• WHAT NEEDS TO BE DONE: Gather each line containing the string "JSON" from these entries.

• TASK INPUTS:
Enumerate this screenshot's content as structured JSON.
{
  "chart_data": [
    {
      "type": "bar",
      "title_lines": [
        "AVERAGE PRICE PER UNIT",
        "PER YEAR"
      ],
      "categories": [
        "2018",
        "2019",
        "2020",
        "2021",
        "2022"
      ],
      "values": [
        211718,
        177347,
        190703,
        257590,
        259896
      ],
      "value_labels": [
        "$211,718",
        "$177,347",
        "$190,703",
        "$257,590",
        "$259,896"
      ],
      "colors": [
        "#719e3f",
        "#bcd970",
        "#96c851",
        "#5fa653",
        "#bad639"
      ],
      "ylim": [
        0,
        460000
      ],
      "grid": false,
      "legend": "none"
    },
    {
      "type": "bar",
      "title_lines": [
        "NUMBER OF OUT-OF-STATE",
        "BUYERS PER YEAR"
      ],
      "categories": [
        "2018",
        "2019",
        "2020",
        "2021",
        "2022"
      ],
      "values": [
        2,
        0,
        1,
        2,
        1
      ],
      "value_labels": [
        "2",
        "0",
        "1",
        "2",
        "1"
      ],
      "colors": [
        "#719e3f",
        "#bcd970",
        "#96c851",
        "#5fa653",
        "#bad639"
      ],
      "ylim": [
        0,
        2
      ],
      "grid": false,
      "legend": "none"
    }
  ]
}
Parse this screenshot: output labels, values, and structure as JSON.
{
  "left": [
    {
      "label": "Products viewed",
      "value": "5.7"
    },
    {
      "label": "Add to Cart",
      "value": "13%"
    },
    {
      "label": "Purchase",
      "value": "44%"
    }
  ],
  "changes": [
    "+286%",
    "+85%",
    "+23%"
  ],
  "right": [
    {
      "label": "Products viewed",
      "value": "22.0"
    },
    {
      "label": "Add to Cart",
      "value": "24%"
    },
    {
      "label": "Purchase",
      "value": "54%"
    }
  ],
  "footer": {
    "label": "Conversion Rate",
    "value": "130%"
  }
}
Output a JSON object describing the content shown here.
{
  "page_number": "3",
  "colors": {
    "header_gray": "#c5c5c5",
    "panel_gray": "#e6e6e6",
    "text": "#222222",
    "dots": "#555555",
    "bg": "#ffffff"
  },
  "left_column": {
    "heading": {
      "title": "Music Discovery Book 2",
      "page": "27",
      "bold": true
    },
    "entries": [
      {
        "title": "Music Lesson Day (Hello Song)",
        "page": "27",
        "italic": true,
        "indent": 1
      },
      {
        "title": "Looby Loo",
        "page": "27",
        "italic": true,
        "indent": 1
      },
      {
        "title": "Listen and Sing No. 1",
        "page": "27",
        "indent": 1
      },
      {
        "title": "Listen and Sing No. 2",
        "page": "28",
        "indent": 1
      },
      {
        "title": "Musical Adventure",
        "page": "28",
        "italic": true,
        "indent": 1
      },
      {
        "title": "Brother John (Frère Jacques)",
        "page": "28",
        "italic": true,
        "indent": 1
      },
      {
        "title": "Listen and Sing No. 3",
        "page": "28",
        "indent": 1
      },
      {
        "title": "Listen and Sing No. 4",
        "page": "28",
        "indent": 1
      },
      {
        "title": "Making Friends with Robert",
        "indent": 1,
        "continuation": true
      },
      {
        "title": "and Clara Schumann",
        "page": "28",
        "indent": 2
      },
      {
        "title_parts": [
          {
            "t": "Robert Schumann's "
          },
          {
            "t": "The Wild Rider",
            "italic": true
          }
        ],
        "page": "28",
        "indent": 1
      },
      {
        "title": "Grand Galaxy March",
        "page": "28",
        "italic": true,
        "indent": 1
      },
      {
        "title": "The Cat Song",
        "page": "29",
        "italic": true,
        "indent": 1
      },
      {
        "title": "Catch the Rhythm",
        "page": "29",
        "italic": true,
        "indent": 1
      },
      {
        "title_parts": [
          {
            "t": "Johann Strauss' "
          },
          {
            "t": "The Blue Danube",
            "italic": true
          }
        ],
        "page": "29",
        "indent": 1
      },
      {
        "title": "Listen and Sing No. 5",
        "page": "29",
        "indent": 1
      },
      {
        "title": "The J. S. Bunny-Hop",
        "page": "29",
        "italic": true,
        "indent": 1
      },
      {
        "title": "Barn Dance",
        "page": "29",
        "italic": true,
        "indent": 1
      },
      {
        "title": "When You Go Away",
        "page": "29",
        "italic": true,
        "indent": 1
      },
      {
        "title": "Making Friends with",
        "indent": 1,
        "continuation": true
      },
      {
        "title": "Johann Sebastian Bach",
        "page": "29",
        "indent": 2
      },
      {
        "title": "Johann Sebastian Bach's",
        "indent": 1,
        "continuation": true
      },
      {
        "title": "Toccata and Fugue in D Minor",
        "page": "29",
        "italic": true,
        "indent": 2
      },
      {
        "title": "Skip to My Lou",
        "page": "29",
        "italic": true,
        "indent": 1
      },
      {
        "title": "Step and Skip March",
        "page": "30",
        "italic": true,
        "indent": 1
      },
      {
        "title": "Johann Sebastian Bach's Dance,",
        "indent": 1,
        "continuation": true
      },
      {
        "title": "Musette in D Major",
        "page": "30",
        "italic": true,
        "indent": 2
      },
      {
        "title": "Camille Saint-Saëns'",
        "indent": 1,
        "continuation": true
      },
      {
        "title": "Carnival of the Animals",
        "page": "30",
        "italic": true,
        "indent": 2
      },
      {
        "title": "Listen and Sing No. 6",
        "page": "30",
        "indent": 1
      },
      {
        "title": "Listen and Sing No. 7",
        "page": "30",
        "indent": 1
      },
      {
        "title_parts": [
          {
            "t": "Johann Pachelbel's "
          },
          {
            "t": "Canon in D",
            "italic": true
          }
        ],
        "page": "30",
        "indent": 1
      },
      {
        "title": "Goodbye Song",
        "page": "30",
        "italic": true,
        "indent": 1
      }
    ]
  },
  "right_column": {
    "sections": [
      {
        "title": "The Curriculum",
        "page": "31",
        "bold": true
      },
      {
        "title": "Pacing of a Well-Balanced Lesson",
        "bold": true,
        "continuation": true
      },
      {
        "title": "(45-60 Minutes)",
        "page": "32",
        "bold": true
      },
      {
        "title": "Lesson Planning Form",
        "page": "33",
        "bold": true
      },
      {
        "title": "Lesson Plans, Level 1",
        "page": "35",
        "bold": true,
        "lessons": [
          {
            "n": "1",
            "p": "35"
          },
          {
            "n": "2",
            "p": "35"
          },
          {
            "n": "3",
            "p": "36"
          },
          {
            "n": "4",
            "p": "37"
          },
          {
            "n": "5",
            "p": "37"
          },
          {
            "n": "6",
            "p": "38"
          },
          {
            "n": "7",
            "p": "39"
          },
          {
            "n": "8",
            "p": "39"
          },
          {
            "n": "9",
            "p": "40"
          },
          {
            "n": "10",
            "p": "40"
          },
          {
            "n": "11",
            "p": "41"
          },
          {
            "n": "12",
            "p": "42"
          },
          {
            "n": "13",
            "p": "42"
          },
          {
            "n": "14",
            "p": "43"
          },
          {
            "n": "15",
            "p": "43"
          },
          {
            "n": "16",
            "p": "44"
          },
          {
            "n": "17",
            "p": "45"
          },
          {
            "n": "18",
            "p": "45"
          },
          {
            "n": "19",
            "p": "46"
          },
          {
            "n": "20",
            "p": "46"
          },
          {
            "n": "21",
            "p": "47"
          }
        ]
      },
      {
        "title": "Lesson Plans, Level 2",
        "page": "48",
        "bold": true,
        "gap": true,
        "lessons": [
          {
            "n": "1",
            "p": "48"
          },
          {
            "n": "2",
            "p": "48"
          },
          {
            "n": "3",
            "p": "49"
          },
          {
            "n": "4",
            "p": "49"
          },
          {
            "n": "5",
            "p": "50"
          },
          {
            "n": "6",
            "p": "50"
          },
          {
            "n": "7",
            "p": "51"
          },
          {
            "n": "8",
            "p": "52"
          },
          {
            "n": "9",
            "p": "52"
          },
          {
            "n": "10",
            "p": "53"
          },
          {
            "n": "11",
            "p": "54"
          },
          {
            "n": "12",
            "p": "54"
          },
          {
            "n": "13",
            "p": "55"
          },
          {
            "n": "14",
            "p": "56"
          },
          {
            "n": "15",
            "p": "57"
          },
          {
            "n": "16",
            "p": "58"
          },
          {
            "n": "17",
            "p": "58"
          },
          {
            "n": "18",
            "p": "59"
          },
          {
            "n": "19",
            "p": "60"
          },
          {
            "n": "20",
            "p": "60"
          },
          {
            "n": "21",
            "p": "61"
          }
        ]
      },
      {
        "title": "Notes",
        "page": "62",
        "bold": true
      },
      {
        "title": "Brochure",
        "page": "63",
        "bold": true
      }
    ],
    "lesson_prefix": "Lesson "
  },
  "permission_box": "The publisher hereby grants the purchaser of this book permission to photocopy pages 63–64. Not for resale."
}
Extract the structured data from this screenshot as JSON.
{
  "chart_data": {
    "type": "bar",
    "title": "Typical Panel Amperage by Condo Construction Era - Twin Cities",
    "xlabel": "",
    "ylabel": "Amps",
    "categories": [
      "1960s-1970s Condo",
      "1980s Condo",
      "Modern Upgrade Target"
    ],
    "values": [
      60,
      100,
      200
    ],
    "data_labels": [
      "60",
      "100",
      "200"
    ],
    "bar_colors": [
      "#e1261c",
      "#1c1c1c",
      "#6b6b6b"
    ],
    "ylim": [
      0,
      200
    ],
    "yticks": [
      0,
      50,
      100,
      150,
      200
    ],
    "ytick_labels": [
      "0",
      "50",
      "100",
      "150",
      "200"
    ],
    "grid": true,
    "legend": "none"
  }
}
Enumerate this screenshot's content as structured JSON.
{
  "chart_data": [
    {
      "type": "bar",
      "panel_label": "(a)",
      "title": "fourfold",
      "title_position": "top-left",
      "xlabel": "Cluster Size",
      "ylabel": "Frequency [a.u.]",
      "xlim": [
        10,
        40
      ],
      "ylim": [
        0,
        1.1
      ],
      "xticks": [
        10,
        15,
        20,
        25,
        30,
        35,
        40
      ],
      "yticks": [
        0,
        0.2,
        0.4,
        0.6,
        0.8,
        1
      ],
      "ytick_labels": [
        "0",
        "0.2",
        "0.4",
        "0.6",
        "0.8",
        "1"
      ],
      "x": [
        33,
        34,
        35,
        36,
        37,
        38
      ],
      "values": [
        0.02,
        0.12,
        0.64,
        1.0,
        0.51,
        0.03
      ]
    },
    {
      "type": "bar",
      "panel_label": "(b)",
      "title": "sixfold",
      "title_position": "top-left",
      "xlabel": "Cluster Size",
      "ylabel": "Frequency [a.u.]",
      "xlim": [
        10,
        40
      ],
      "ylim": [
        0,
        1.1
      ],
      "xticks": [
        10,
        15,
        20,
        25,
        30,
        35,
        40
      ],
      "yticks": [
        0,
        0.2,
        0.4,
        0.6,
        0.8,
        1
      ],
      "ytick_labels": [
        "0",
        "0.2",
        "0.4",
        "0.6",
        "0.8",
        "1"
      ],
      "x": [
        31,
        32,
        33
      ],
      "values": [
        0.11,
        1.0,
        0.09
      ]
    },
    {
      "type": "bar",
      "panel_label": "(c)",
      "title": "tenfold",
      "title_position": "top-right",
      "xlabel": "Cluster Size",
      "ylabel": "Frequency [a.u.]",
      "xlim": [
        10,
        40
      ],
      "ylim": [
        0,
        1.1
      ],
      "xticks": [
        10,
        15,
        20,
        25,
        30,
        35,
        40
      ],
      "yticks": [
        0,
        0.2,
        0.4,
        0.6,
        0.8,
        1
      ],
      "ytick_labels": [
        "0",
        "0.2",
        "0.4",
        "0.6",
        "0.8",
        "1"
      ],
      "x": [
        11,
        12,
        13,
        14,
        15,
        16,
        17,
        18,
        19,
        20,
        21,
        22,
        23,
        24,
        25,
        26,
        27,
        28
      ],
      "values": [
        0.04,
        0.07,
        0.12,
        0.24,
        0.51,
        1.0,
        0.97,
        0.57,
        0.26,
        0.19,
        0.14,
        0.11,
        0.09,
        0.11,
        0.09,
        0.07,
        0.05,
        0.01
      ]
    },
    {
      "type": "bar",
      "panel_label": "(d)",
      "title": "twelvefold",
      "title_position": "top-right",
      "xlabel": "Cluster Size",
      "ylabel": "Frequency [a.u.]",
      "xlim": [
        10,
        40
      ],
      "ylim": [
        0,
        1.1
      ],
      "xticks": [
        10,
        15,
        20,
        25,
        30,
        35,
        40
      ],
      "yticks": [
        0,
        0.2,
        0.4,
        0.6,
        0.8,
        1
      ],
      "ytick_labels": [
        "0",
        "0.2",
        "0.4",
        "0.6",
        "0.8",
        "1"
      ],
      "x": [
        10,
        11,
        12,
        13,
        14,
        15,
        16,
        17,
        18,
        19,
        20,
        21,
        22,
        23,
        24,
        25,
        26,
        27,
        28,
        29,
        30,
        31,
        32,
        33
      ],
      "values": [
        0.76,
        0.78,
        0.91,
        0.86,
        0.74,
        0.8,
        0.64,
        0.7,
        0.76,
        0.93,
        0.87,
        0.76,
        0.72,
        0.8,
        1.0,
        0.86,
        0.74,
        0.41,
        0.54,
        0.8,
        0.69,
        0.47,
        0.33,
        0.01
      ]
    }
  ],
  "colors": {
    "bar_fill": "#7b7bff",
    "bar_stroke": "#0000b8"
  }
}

• SOLUTION:
Enumerate this screenshot's content as structured JSON.
Parse this screenshot: output labels, values, and structure as JSON.
Output a JSON object describing the content shown here.
Extract the structured data from this screenshot as JSON.
Enumerate this screenshot's content as structured JSON.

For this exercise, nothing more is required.